■ WHAT IS REQUIRED: Report, word for word, every line of the material that contains "яичниковъ".
>> start MATERIAL TO PROCESS
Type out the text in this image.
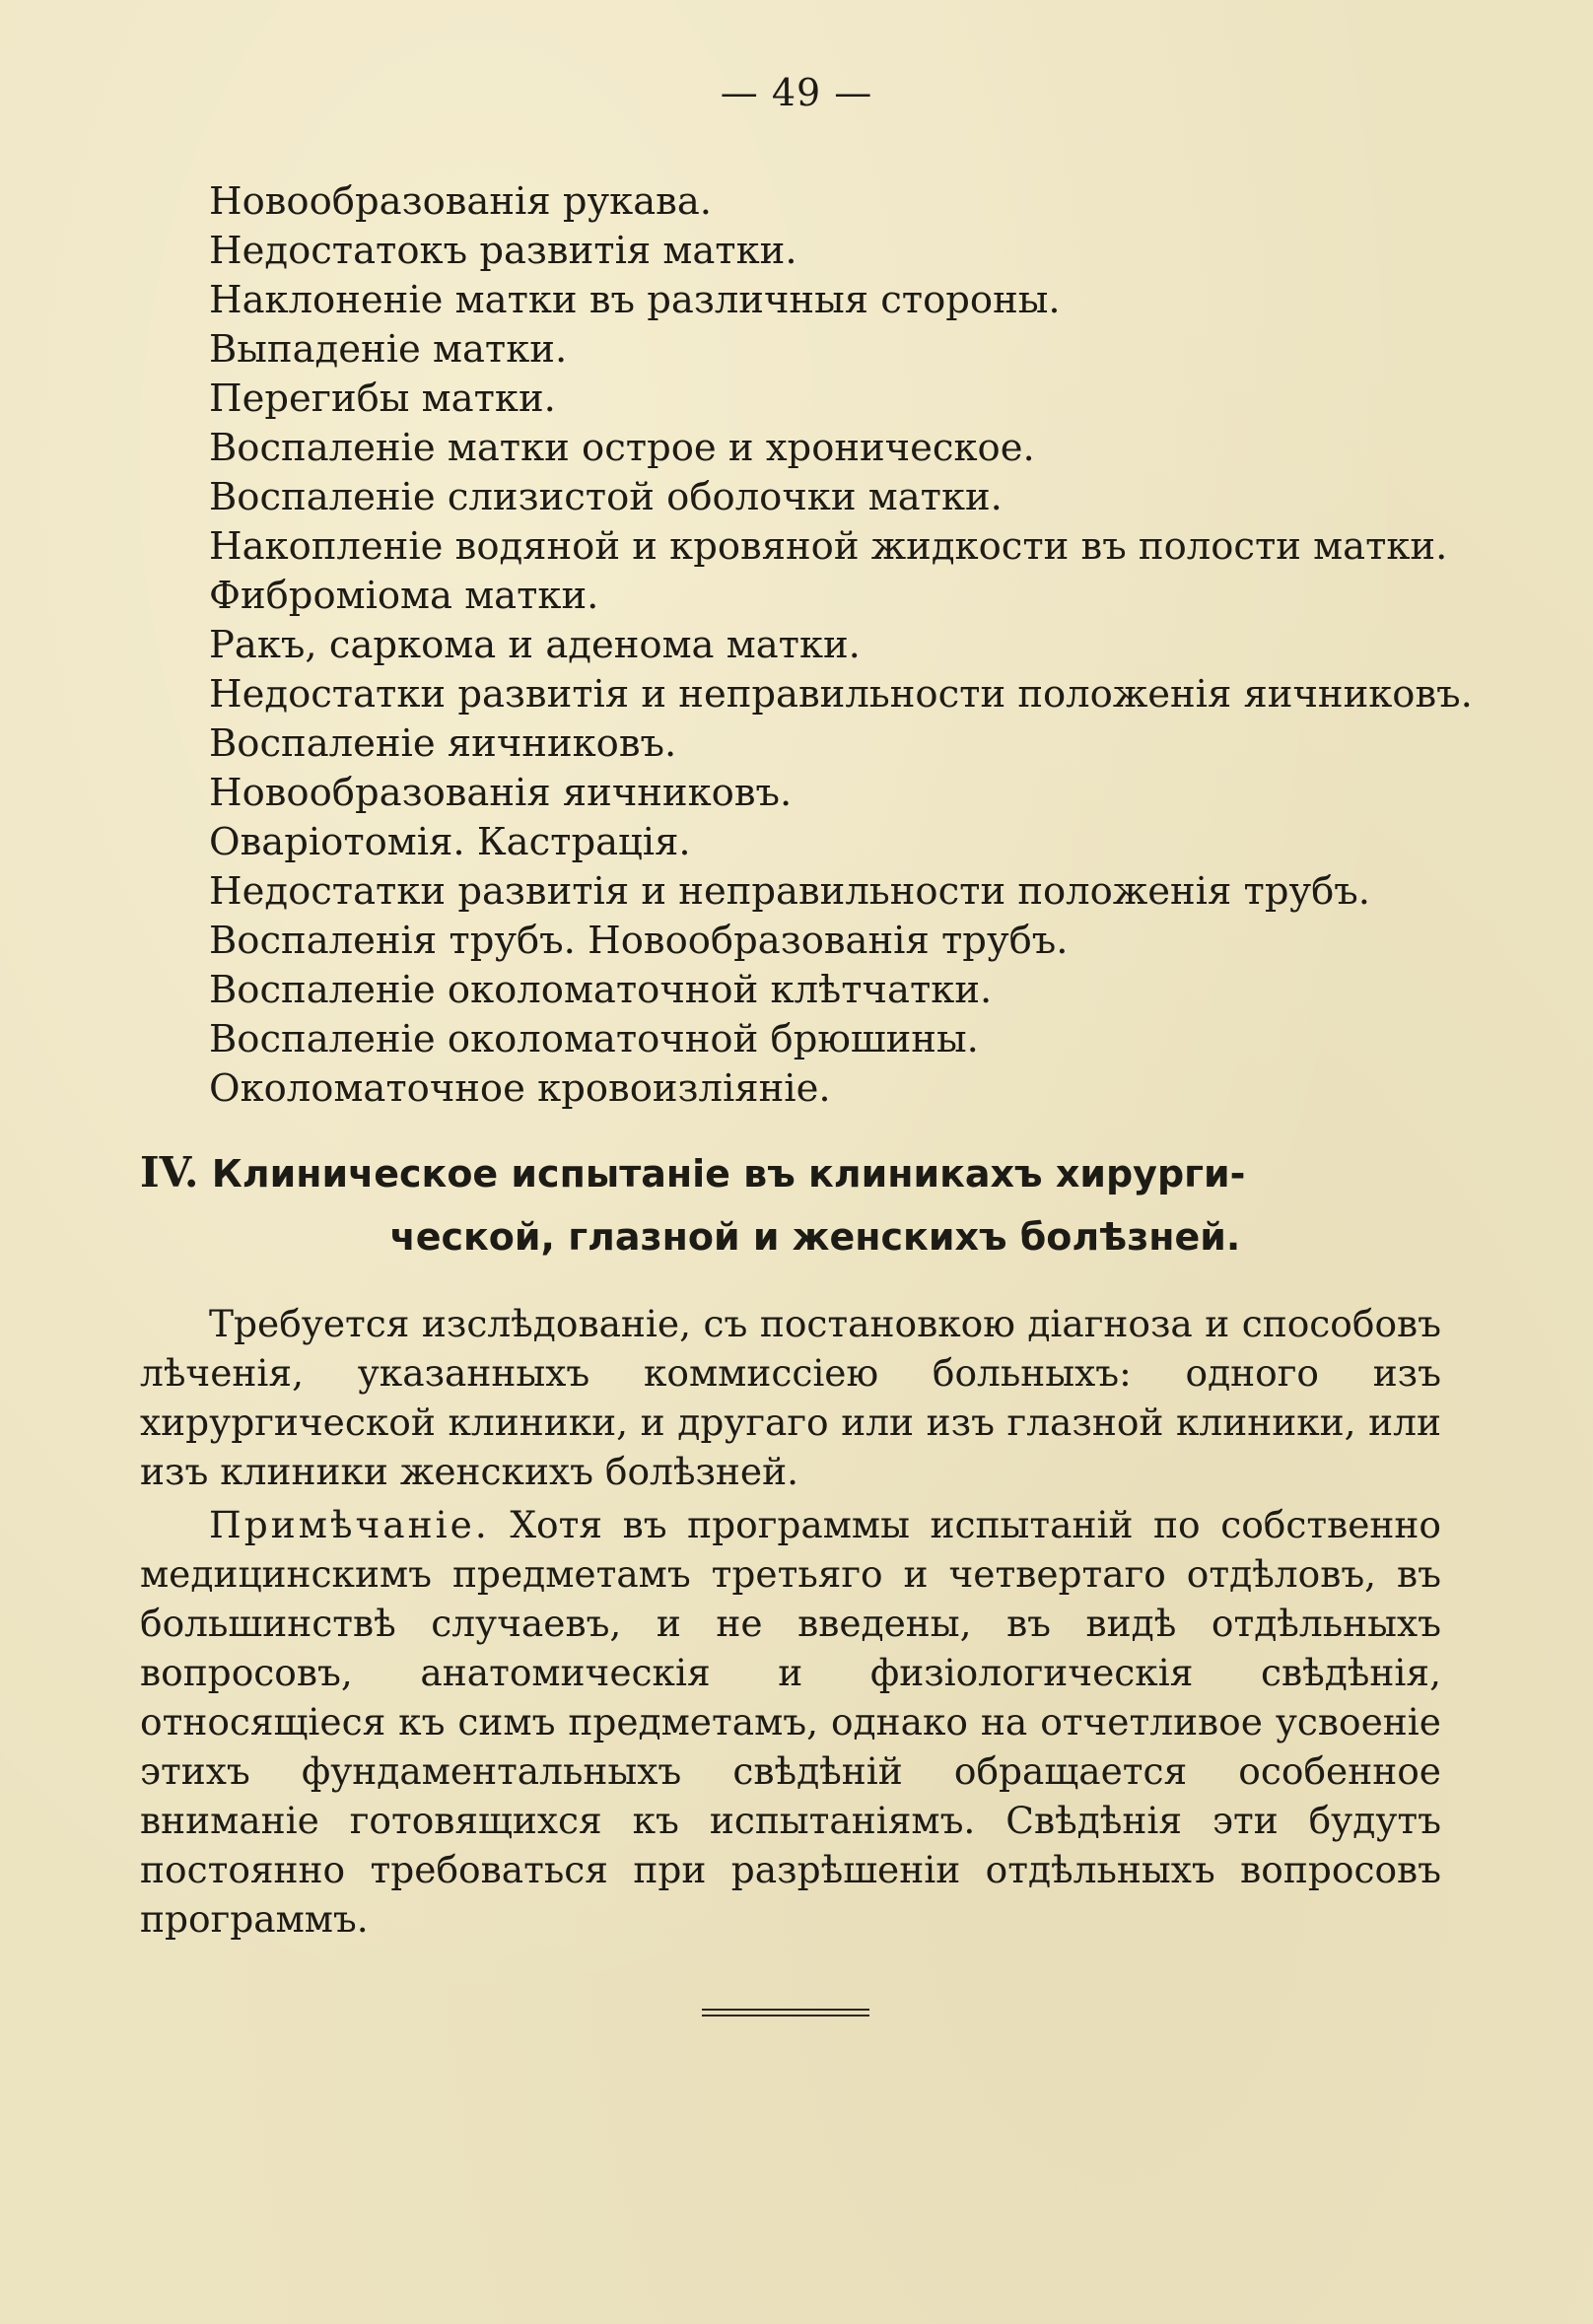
— 49 —
Новообразованія рукава.
Недостатокъ развитія матки.
Наклоненіе матки въ различныя стороны.
Выпаденіе матки.
Перегибы матки.
Воспаленіе матки острое и хроническое.
Воспаленіе слизистой оболочки матки.
Накопленіе водяной и кровяной жидкости въ полости матки.
Фиброміома матки.
Ракъ, саркома и аденома матки.
Недостатки развитія и неправильности положенія яичниковъ.
Воспаленіе яичниковъ.
Новообразованія яичниковъ.
Оваріотомія. Кастрація.
Недостатки развитія и неправильности положенія трубъ.
Воспаленія трубъ. Новообразованія трубъ.
Воспаленіе околоматочной клѣтчатки.
Воспаленіе околоматочной брюшины.
Околоматочное кровоизліяніе.
IV. Клиническое испытаніе въ клиникахъ хирурги-
ческой, глазной и женскихъ болѣзней.

Требуется изслѣдованіе, съ постановкою діагноза и способовъ лѣченія, указанныхъ коммиссіею больныхъ: одного изъ хирургической клиники, и другаго или изъ глазной клиники, или изъ клиники женскихъ болѣзней.

Примѣчаніе. Хотя въ программы испытаній по собственно медицинскимъ предметамъ третьяго и четвертаго отдѣловъ, въ большинствѣ случаевъ, и не введены, въ видѣ отдѣльныхъ вопросовъ, анатомическія и физіологическія свѣдѣнія, относящіеся къ симъ предметамъ, однако на отчетливое усвоеніе этихъ фундаментальныхъ свѣдѣній обращается особенное вниманіе готовящихся къ испытаніямъ. Свѣдѣнія эти будутъ постоянно требоваться при разрѣшеніи отдѣльныхъ вопросовъ программъ.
>> end MATERIAL TO PROCESS
■ RESULT OF THIS EXERCISE:
Недостатки развитія и неправильности положенія яичниковъ.
Воспаленіе яичниковъ.
Новообразованія яичниковъ.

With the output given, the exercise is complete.